* begin *

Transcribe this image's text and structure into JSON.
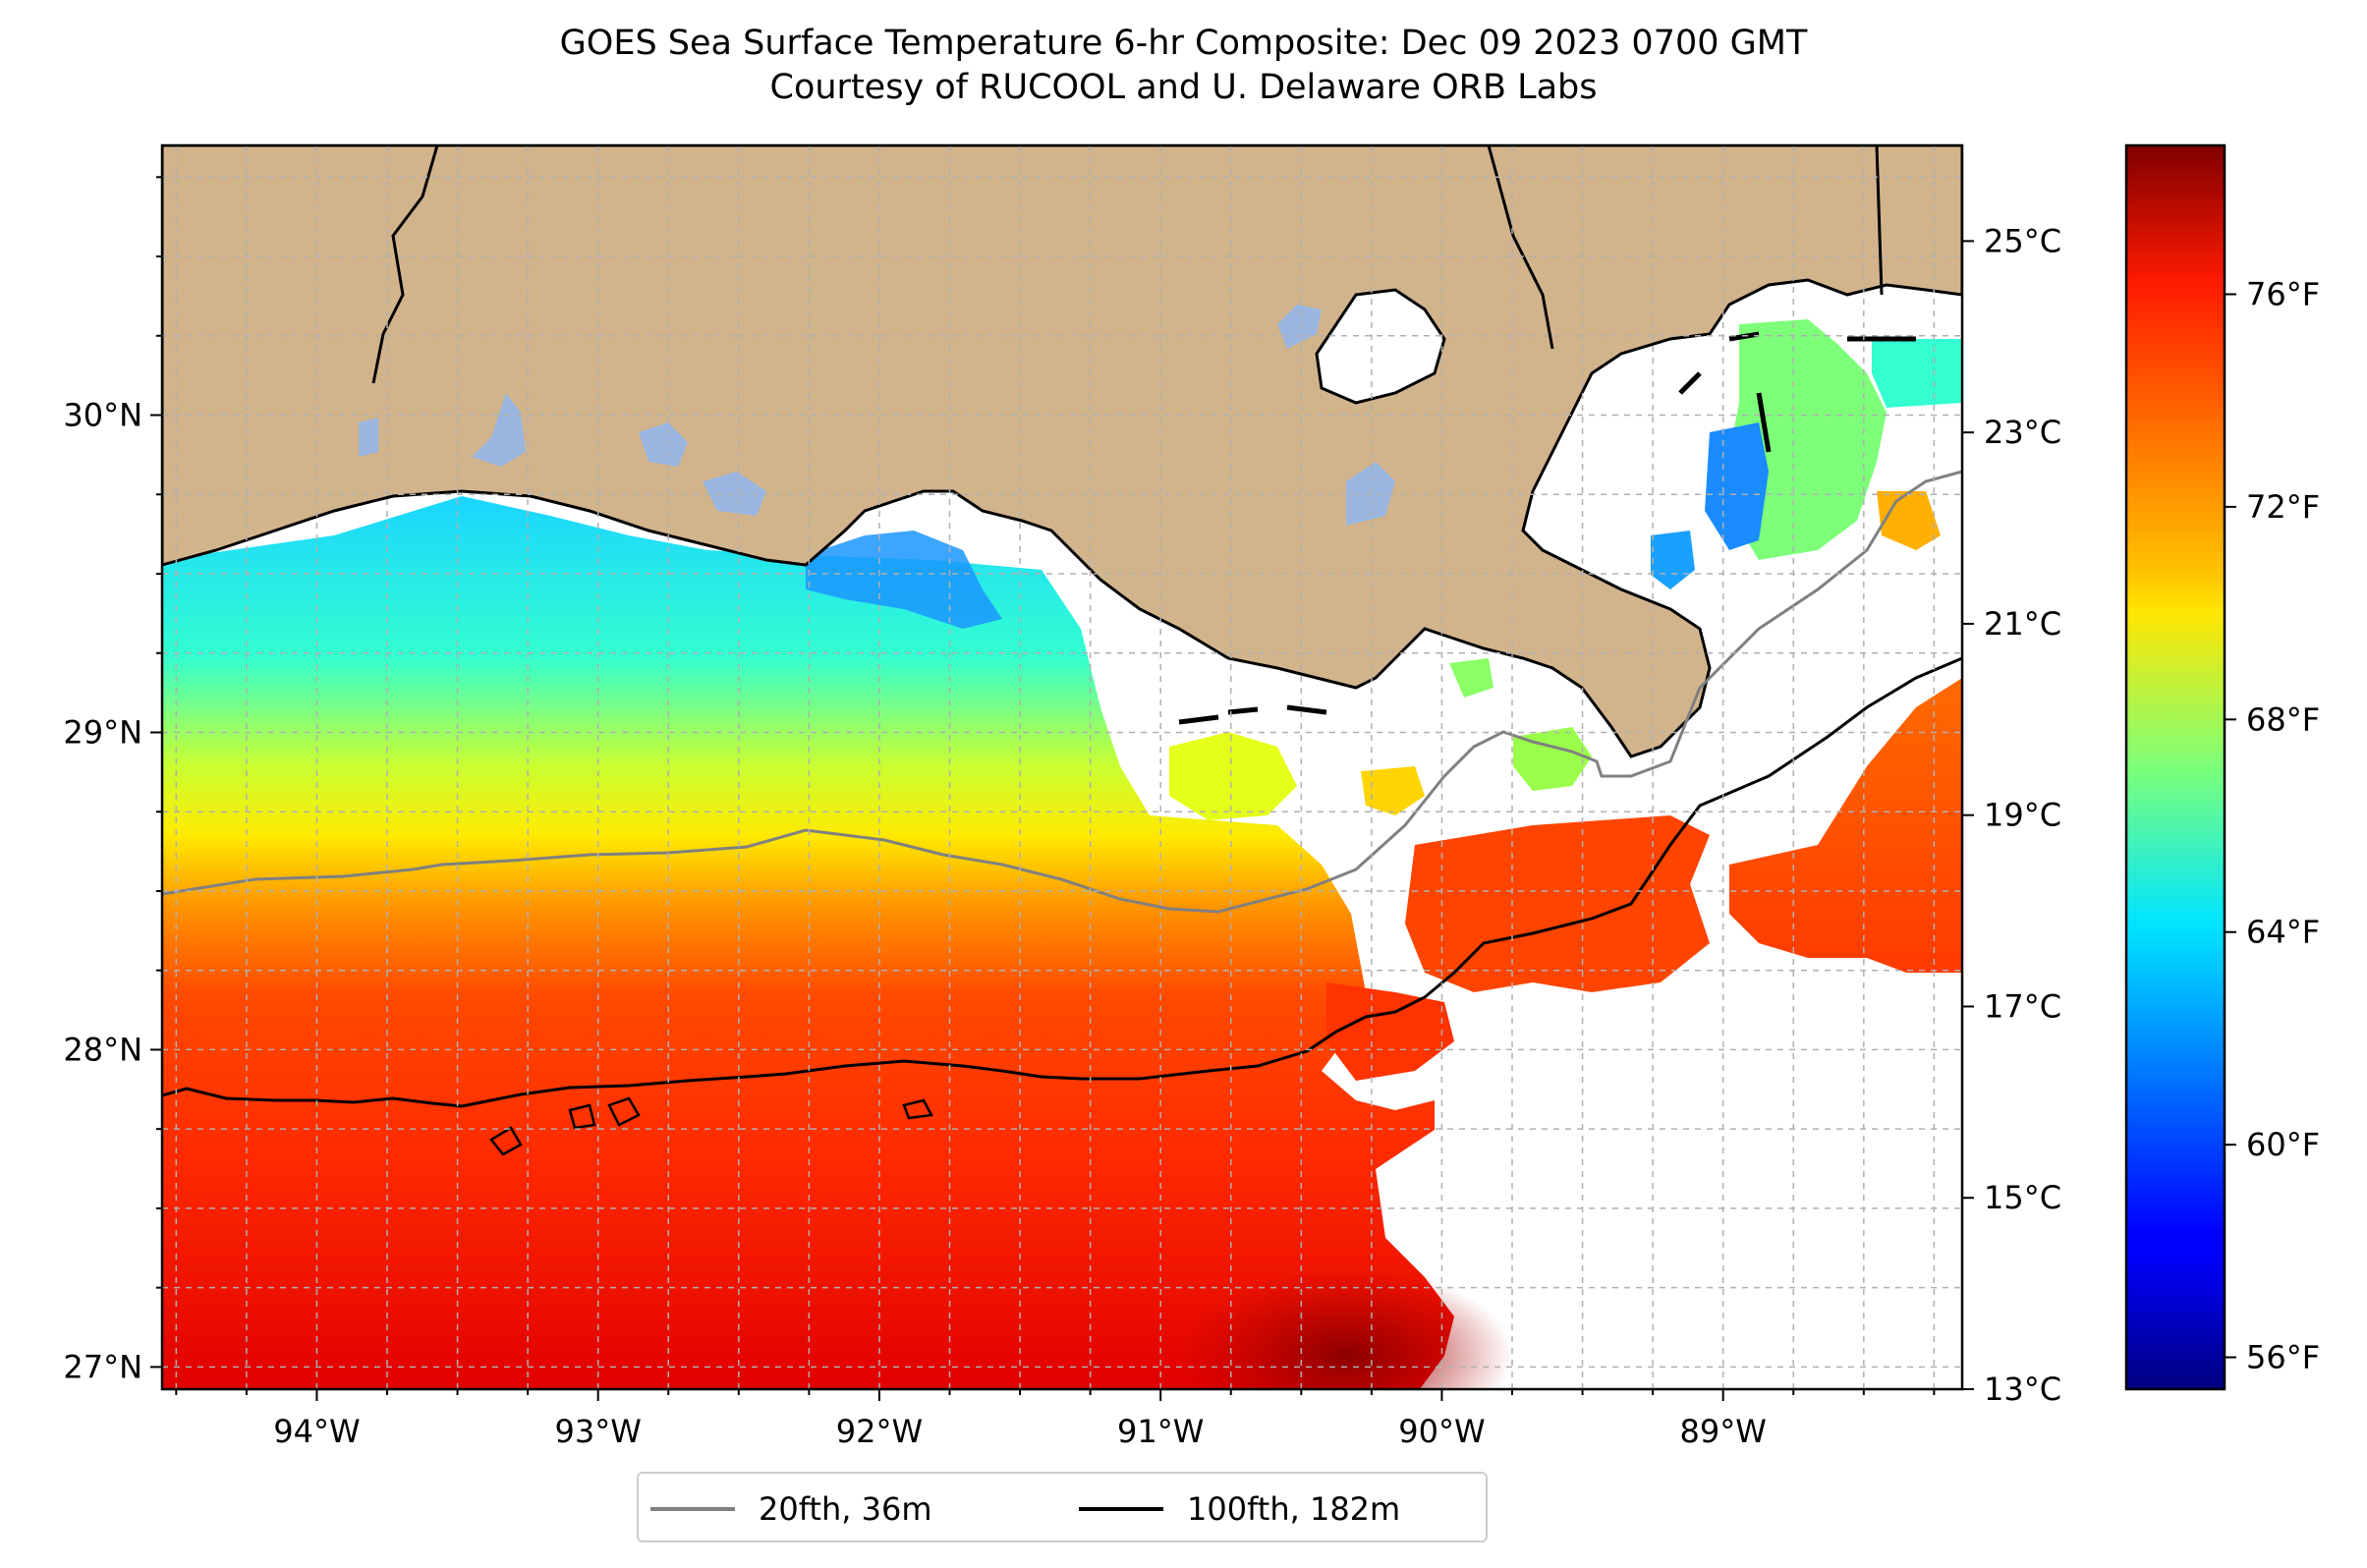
{
  "title": {
    "line1": "GOES Sea Surface Temperature 6-hr Composite: Dec 09 2023 0700 GMT",
    "line2": "Courtesy of RUCOOL and U. Delaware ORB Labs"
  },
  "map": {
    "lon_range": [
      -94.55,
      -88.15
    ],
    "lat_range": [
      26.93,
      30.85
    ],
    "lon_ticks": [
      {
        "value": -94,
        "label": "94°W"
      },
      {
        "value": -93,
        "label": "93°W"
      },
      {
        "value": -92,
        "label": "92°W"
      },
      {
        "value": -91,
        "label": "91°W"
      },
      {
        "value": -90,
        "label": "90°W"
      },
      {
        "value": -89,
        "label": "89°W"
      }
    ],
    "lat_ticks": [
      {
        "value": 30,
        "label": "30°N"
      },
      {
        "value": 29,
        "label": "29°N"
      },
      {
        "value": 28,
        "label": "28°N"
      },
      {
        "value": 27,
        "label": "27°N"
      }
    ],
    "gridlines": true,
    "colors": {
      "land": "#d2b48c",
      "lakes": "#9ab6e0",
      "no_data": "#ffffff",
      "isobath_20fth": "#808080",
      "isobath_100fth": "#000000"
    }
  },
  "colorbar": {
    "colormap": "jet",
    "range_c": [
      13,
      26
    ],
    "celsius_ticks": [
      {
        "value": 25,
        "label": "25°C"
      },
      {
        "value": 23,
        "label": "23°C"
      },
      {
        "value": 21,
        "label": "21°C"
      },
      {
        "value": 19,
        "label": "19°C"
      },
      {
        "value": 17,
        "label": "17°C"
      },
      {
        "value": 15,
        "label": "15°C"
      },
      {
        "value": 13,
        "label": "13°C"
      }
    ],
    "fahrenheit_ticks": [
      {
        "value": 76,
        "label": "76°F"
      },
      {
        "value": 72,
        "label": "72°F"
      },
      {
        "value": 68,
        "label": "68°F"
      },
      {
        "value": 64,
        "label": "64°F"
      },
      {
        "value": 60,
        "label": "60°F"
      },
      {
        "value": 56,
        "label": "56°F"
      }
    ]
  },
  "legend": {
    "items": [
      {
        "label": "20fth, 36m",
        "color": "#808080"
      },
      {
        "label": "100fth, 182m",
        "color": "#000000"
      }
    ]
  }
}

* end *

> Written task: Take the listing above and print it exactly, apart from the pictures.

> Output:
Transcribe this image's text and structure into JSON.
{
  "title": {
    "line1": "GOES Sea Surface Temperature 6-hr Composite: Dec 09 2023 0700 GMT",
    "line2": "Courtesy of RUCOOL and U. Delaware ORB Labs"
  },
  "map": {
    "lon_range": [
      -94.55,
      -88.15
    ],
    "lat_range": [
      26.93,
      30.85
    ],
    "lon_ticks": [
      {
        "value": -94,
        "label": "94°W"
      },
      {
        "value": -93,
        "label": "93°W"
      },
      {
        "value": -92,
        "label": "92°W"
      },
      {
        "value": -91,
        "label": "91°W"
      },
      {
        "value": -90,
        "label": "90°W"
      },
      {
        "value": -89,
        "label": "89°W"
      }
    ],
    "lat_ticks": [
      {
        "value": 30,
        "label": "30°N"
      },
      {
        "value": 29,
        "label": "29°N"
      },
      {
        "value": 28,
        "label": "28°N"
      },
      {
        "value": 27,
        "label": "27°N"
      }
    ],
    "gridlines": true,
    "colors": {
      "land": "#d2b48c",
      "lakes": "#9ab6e0",
      "no_data": "#ffffff",
      "isobath_20fth": "#808080",
      "isobath_100fth": "#000000"
    }
  },
  "colorbar": {
    "colormap": "jet",
    "range_c": [
      13,
      26
    ],
    "celsius_ticks": [
      {
        "value": 25,
        "label": "25°C"
      },
      {
        "value": 23,
        "label": "23°C"
      },
      {
        "value": 21,
        "label": "21°C"
      },
      {
        "value": 19,
        "label": "19°C"
      },
      {
        "value": 17,
        "label": "17°C"
      },
      {
        "value": 15,
        "label": "15°C"
      },
      {
        "value": 13,
        "label": "13°C"
      }
    ],
    "fahrenheit_ticks": [
      {
        "value": 76,
        "label": "76°F"
      },
      {
        "value": 72,
        "label": "72°F"
      },
      {
        "value": 68,
        "label": "68°F"
      },
      {
        "value": 64,
        "label": "64°F"
      },
      {
        "value": 60,
        "label": "60°F"
      },
      {
        "value": 56,
        "label": "56°F"
      }
    ]
  },
  "legend": {
    "items": [
      {
        "label": "20fth, 36m",
        "color": "#808080"
      },
      {
        "label": "100fth, 182m",
        "color": "#000000"
      }
    ]
  }
}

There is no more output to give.